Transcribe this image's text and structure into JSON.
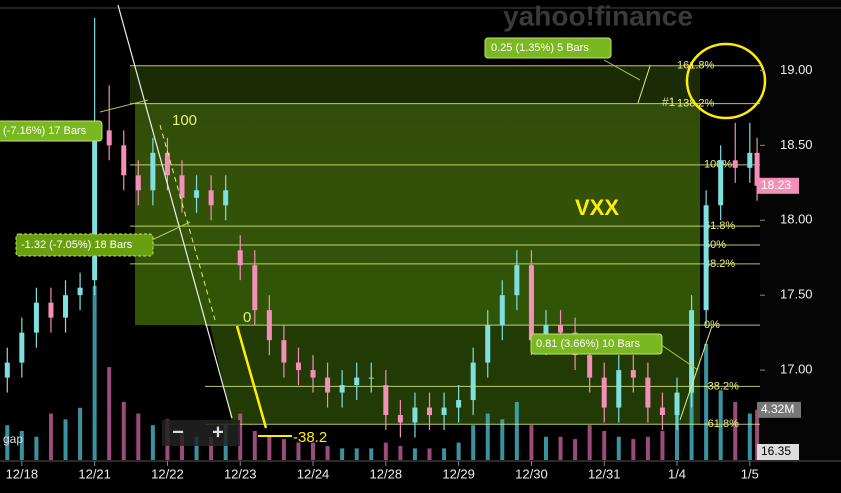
{
  "chart_data": {
    "type": "candlestick",
    "watermark": "yahoo!finance",
    "symbol_label": "VXX",
    "ylim": [
      16.4,
      19.47
    ],
    "yticks": [
      {
        "value": 19.0,
        "label": "19.00"
      },
      {
        "value": 18.5,
        "label": "18.50"
      },
      {
        "value": 18.0,
        "label": "18.00"
      },
      {
        "value": 17.5,
        "label": "17.50"
      },
      {
        "value": 17.0,
        "label": "17.00"
      }
    ],
    "xlim": [
      -0.3,
      10.14
    ],
    "xticks": [
      {
        "value": 0,
        "label": "12/18"
      },
      {
        "value": 1,
        "label": "12/21"
      },
      {
        "value": 2,
        "label": "12/22"
      },
      {
        "value": 3,
        "label": "12/23"
      },
      {
        "value": 4,
        "label": "12/24"
      },
      {
        "value": 5,
        "label": "12/28"
      },
      {
        "value": 6,
        "label": "12/29"
      },
      {
        "value": 7,
        "label": "12/30"
      },
      {
        "value": 8,
        "label": "12/31"
      },
      {
        "value": 9,
        "label": "1/4"
      },
      {
        "value": 10,
        "label": "1/5"
      }
    ],
    "up_color": "#7fe0e0",
    "down_color": "#f38fb8",
    "x": [
      -0.2,
      0,
      0.2,
      0.4,
      0.6,
      0.8,
      1.0,
      1.2,
      1.4,
      1.6,
      1.8,
      2.0,
      2.2,
      2.4,
      2.6,
      2.8,
      3.0,
      3.2,
      3.4,
      3.6,
      3.8,
      4.0,
      4.2,
      4.4,
      4.6,
      4.8,
      5.0,
      5.2,
      5.4,
      5.6,
      5.8,
      6.0,
      6.2,
      6.4,
      6.6,
      6.8,
      7.0,
      7.2,
      7.4,
      7.6,
      7.8,
      8.0,
      8.2,
      8.4,
      8.6,
      8.8,
      9.0,
      9.2,
      9.4,
      9.6,
      9.8,
      10.0,
      10.1
    ],
    "open": [
      16.95,
      17.05,
      17.25,
      17.45,
      17.35,
      17.5,
      17.6,
      18.6,
      18.5,
      18.3,
      18.2,
      18.45,
      18.3,
      18.15,
      18.2,
      18.1,
      17.8,
      17.7,
      17.4,
      17.2,
      17.05,
      17.0,
      16.95,
      16.85,
      16.9,
      16.95,
      16.9,
      16.7,
      16.65,
      16.75,
      16.7,
      16.75,
      16.8,
      17.05,
      17.3,
      17.5,
      17.7,
      17.2,
      17.3,
      17.25,
      17.1,
      16.95,
      16.75,
      17.0,
      16.95,
      16.75,
      16.7,
      16.85,
      17.4,
      18.1,
      18.4,
      18.35,
      18.45
    ],
    "high": [
      17.15,
      17.35,
      17.55,
      17.55,
      17.6,
      17.65,
      19.35,
      18.9,
      18.6,
      18.4,
      18.55,
      18.55,
      18.4,
      18.3,
      18.3,
      18.3,
      17.9,
      17.8,
      17.5,
      17.3,
      17.15,
      17.1,
      17.05,
      17.0,
      17.05,
      17.05,
      17.0,
      16.8,
      16.85,
      16.85,
      16.85,
      16.9,
      17.15,
      17.4,
      17.6,
      17.8,
      17.8,
      17.4,
      17.4,
      17.35,
      17.2,
      17.05,
      17.1,
      17.1,
      17.05,
      16.85,
      16.95,
      17.5,
      18.2,
      18.5,
      18.65,
      18.65,
      18.55
    ],
    "low": [
      16.85,
      16.95,
      17.15,
      17.25,
      17.25,
      17.4,
      17.5,
      18.4,
      18.2,
      18.1,
      18.1,
      18.2,
      18.05,
      18.05,
      18.0,
      18.0,
      17.6,
      17.3,
      17.1,
      16.95,
      16.9,
      16.85,
      16.75,
      16.75,
      16.8,
      16.85,
      16.6,
      16.55,
      16.55,
      16.6,
      16.6,
      16.65,
      16.7,
      16.95,
      17.2,
      17.4,
      17.1,
      17.1,
      17.15,
      17.0,
      16.85,
      16.65,
      16.65,
      16.85,
      16.65,
      16.6,
      16.6,
      16.75,
      17.3,
      18.0,
      18.25,
      18.25,
      18.13
    ],
    "close": [
      17.05,
      17.25,
      17.45,
      17.35,
      17.5,
      17.55,
      18.6,
      18.5,
      18.3,
      18.2,
      18.45,
      18.3,
      18.15,
      18.2,
      18.1,
      18.2,
      17.7,
      17.4,
      17.2,
      17.05,
      17.0,
      16.95,
      16.85,
      16.9,
      16.95,
      16.95,
      16.7,
      16.65,
      16.75,
      16.7,
      16.75,
      16.8,
      17.05,
      17.3,
      17.5,
      17.7,
      17.2,
      17.3,
      17.25,
      17.1,
      16.95,
      16.75,
      17.0,
      16.95,
      16.75,
      16.7,
      16.85,
      17.4,
      18.1,
      18.4,
      18.35,
      18.45,
      18.23
    ],
    "volume": [
      3.0,
      2.5,
      2.0,
      4.0,
      3.5,
      4.5,
      15.0,
      8.0,
      5.0,
      4.0,
      3.0,
      3.5,
      2.5,
      2.0,
      2.0,
      3.0,
      4.0,
      2.5,
      2.0,
      1.8,
      1.5,
      1.5,
      1.2,
      1.0,
      1.0,
      1.0,
      1.5,
      1.2,
      1.0,
      1.0,
      1.0,
      1.5,
      3.0,
      4.0,
      3.5,
      5.0,
      3.0,
      2.0,
      2.0,
      1.8,
      3.0,
      2.5,
      2.0,
      1.8,
      2.0,
      2.5,
      4.0,
      8.0,
      10.0,
      6.0,
      5.0,
      4.0,
      4.32
    ],
    "volume_ylim": [
      0,
      15.5
    ],
    "volume_tick": {
      "value": 4.32,
      "label": "4.32M"
    },
    "last_price": 18.23,
    "bottom_price": 16.35,
    "fib": {
      "base": 17.3,
      "top": 18.37,
      "levels": [
        {
          "value": 161.8,
          "label": "161.8%"
        },
        {
          "value": 138.2,
          "label": "138.2%"
        },
        {
          "value": 100,
          "label": "100%"
        },
        {
          "value": 61.8,
          "label": "61.8%"
        },
        {
          "value": 50,
          "label": "50%"
        },
        {
          "value": 38.2,
          "label": "38.2%"
        },
        {
          "value": 0,
          "label": "0%"
        },
        {
          "value": -38.2,
          "label": "-38.2%"
        },
        {
          "value": -61.8,
          "label": "-61.8%"
        }
      ]
    },
    "annotations": {
      "marker_100": "100",
      "marker_0": "0",
      "marker_neg": "-38.2",
      "wave": "#1",
      "gap": "gap",
      "callout_1": "(-7.16%) 17 Bars",
      "callout_2": "-1.32 (-7.05%) 18 Bars",
      "callout_3": "0.25 (1.35%) 5 Bars",
      "callout_4": "0.81 (3.66%) 10 Bars"
    },
    "buttons": {
      "zoom_out": "−",
      "zoom_in": "+"
    }
  }
}
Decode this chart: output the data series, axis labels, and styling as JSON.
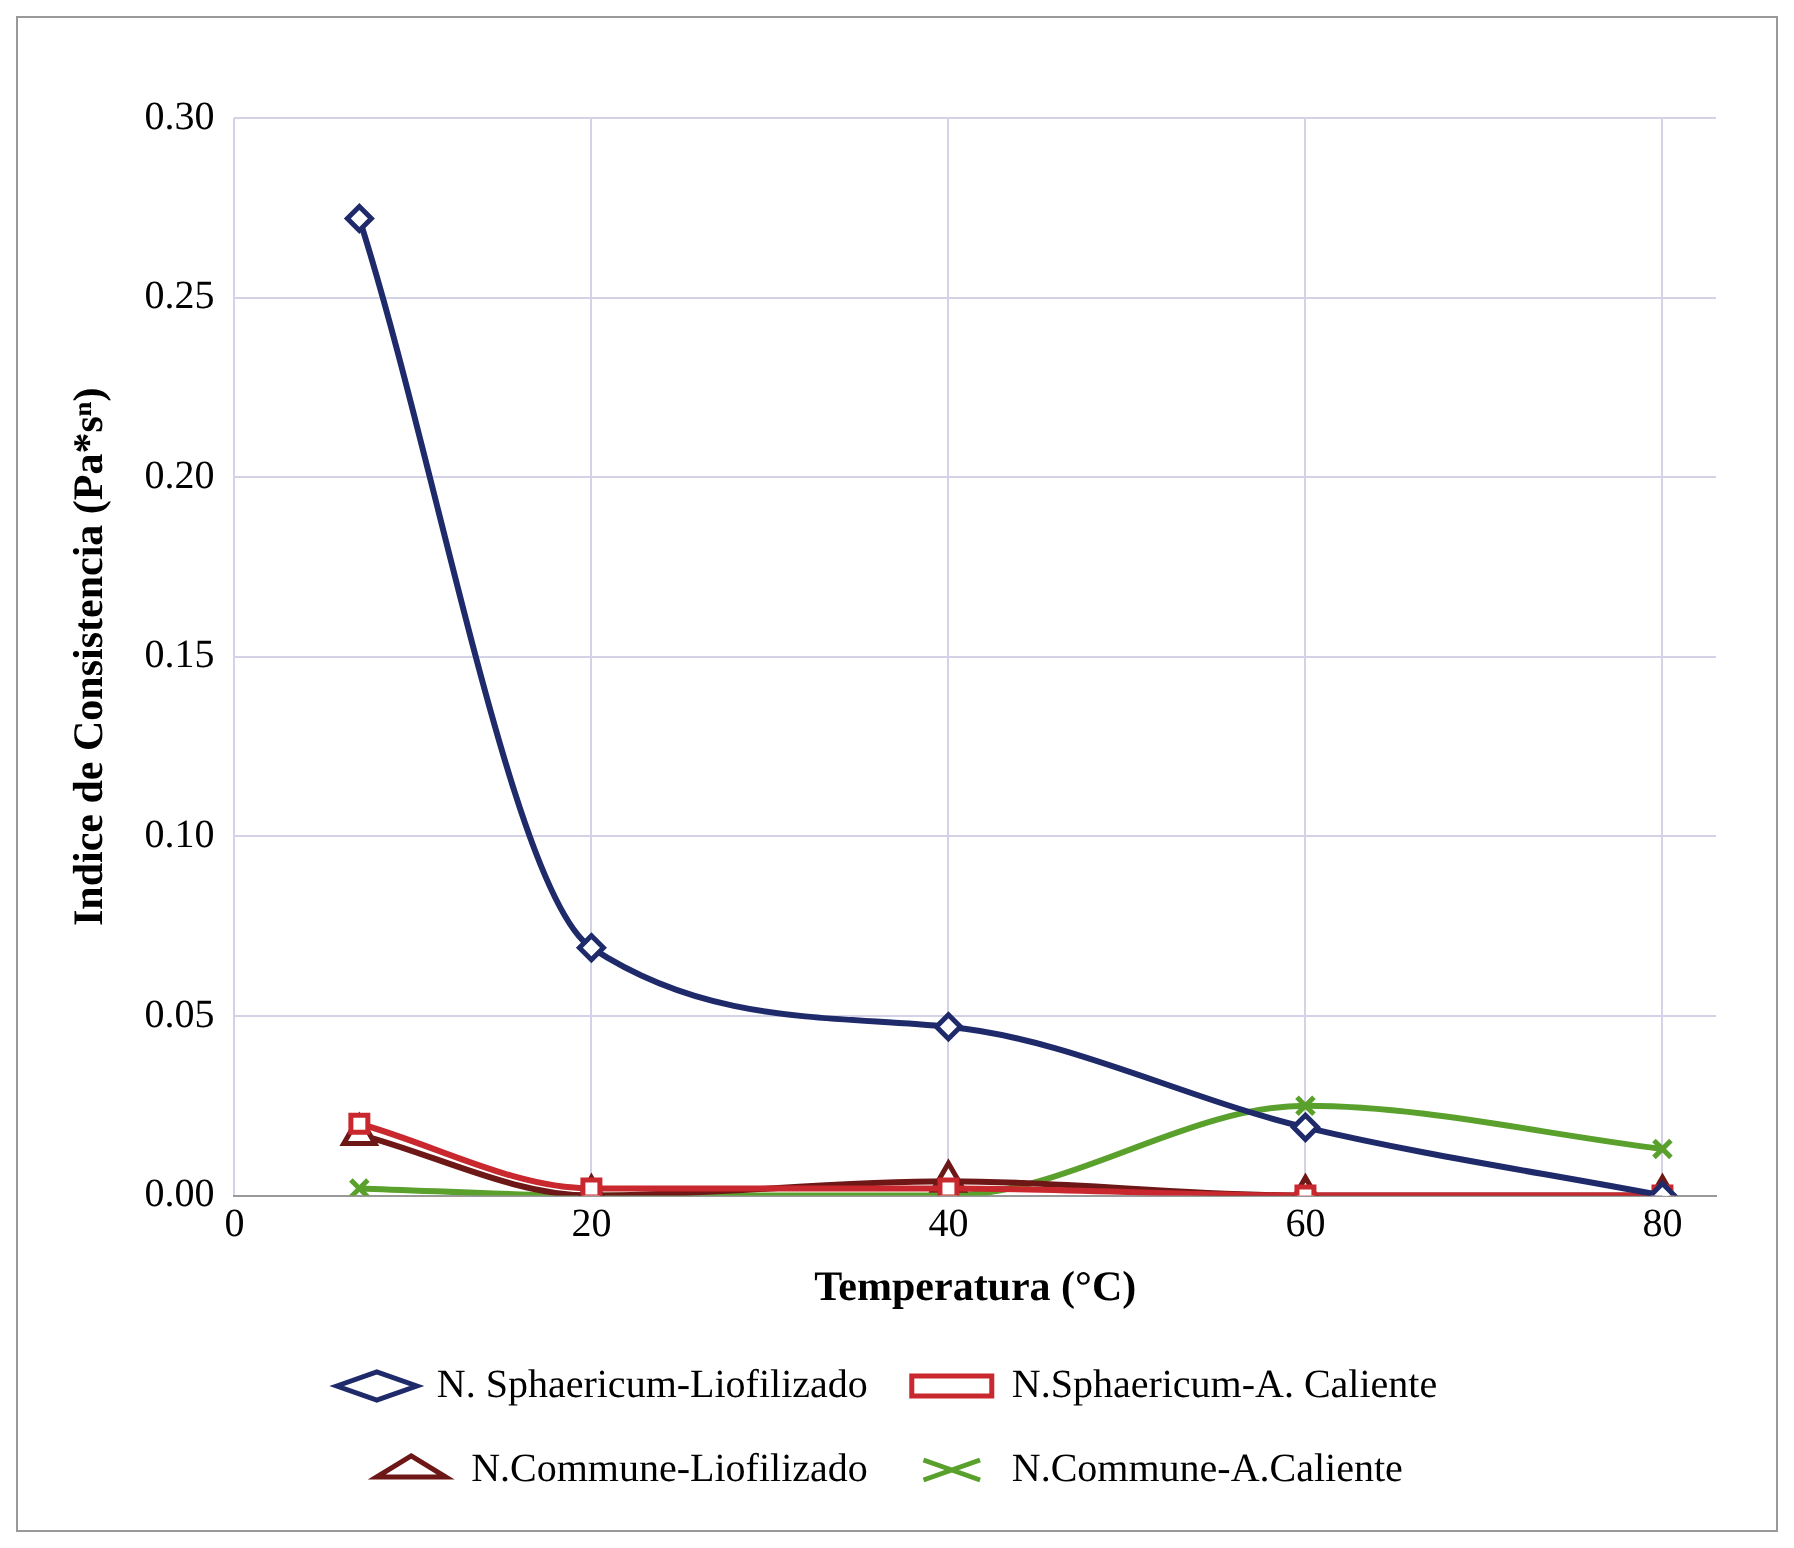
{
  "chart_data": {
    "type": "line",
    "xlabel": "Temperatura (°C)",
    "ylabel": "Indice de Consistencia (Pa*sⁿ)",
    "x": [
      7,
      20,
      40,
      60,
      80
    ],
    "xlim": [
      0,
      83
    ],
    "xticks": [
      0,
      20,
      40,
      60,
      80
    ],
    "ylim": [
      0,
      0.3
    ],
    "yticks": [
      {
        "value": 0,
        "label": "0.00"
      },
      {
        "value": 0.05,
        "label": "0.05"
      },
      {
        "value": 0.1,
        "label": "0.10"
      },
      {
        "value": 0.15,
        "label": "0.15"
      },
      {
        "value": 0.2,
        "label": "0.20"
      },
      {
        "value": 0.25,
        "label": "0.25"
      },
      {
        "value": 0.3,
        "label": "0.30"
      }
    ],
    "grid": true,
    "legend": "bottom",
    "line_style": "solid",
    "series": [
      {
        "name": "N. Sphaericum-Liofilizado",
        "color": "#1f2a6b",
        "marker": "diamond",
        "values": [
          0.272,
          0.069,
          0.047,
          0.019,
          0.0
        ]
      },
      {
        "name": "N.Sphaericum-A. Caliente",
        "color": "#c8282e",
        "marker": "square",
        "values": [
          0.02,
          0.002,
          0.002,
          0.0,
          0.0
        ]
      },
      {
        "name": "N.Commune-Liofilizado",
        "color": "#6e1717",
        "marker": "triangle",
        "values": [
          0.017,
          0.0,
          0.004,
          0.0,
          0.0
        ]
      },
      {
        "name": "N.Commune-A.Caliente",
        "color": "#5aa02c",
        "marker": "cross",
        "values": [
          0.002,
          0.0,
          0.0,
          0.025,
          0.013
        ]
      }
    ]
  }
}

------------------------------------------------------------

# WHAT IS ASKED
In the listing, find all lines with the string "series" and copy them.

# OUTPUT FOR THIS EXERCISE
Decode this chart: output the data series, axis labels, and styling as JSON.
    "series": [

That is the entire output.